Data entries:
********************
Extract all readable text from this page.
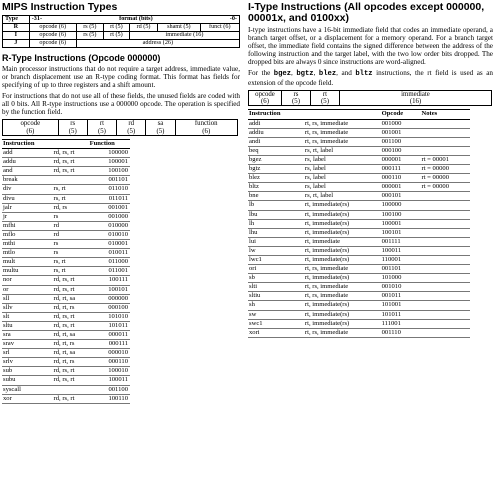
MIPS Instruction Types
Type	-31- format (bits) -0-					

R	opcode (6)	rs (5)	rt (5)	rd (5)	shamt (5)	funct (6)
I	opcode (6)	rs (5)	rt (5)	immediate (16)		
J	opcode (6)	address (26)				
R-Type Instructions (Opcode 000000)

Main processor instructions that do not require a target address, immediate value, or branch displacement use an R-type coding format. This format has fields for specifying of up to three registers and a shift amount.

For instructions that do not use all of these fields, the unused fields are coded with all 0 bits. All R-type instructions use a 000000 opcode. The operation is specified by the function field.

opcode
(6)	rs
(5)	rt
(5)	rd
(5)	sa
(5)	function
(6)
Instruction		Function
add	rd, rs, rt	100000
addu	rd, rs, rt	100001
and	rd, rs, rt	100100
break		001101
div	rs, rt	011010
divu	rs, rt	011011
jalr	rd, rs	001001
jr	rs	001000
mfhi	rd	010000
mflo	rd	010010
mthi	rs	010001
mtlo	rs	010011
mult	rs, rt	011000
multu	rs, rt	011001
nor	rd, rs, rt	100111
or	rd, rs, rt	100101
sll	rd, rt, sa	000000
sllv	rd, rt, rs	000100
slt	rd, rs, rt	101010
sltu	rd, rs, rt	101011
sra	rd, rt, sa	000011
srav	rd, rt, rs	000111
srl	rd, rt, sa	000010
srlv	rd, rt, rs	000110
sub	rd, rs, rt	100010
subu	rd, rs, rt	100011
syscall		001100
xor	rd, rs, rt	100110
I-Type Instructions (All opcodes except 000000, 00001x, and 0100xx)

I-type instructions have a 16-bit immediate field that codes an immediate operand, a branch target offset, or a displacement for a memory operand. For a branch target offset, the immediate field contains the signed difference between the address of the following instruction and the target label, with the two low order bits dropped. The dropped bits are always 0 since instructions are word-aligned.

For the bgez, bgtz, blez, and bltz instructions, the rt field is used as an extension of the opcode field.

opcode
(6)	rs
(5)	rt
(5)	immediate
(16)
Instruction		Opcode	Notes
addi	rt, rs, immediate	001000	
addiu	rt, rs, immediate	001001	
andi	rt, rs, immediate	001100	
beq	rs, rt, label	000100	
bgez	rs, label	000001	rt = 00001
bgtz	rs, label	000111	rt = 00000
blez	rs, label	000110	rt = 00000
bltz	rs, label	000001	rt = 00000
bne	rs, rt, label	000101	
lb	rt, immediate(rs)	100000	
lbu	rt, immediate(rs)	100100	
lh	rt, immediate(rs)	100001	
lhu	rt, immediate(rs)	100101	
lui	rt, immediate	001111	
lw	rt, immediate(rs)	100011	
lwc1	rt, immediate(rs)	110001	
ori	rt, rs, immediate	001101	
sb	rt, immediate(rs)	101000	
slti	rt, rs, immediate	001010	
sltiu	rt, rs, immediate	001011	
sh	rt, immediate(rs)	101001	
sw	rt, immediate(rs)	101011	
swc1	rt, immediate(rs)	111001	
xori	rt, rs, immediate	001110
********************
The answer is one number: how many lines of the material above contain "blez".

*RESULT OF THIS TASK*
2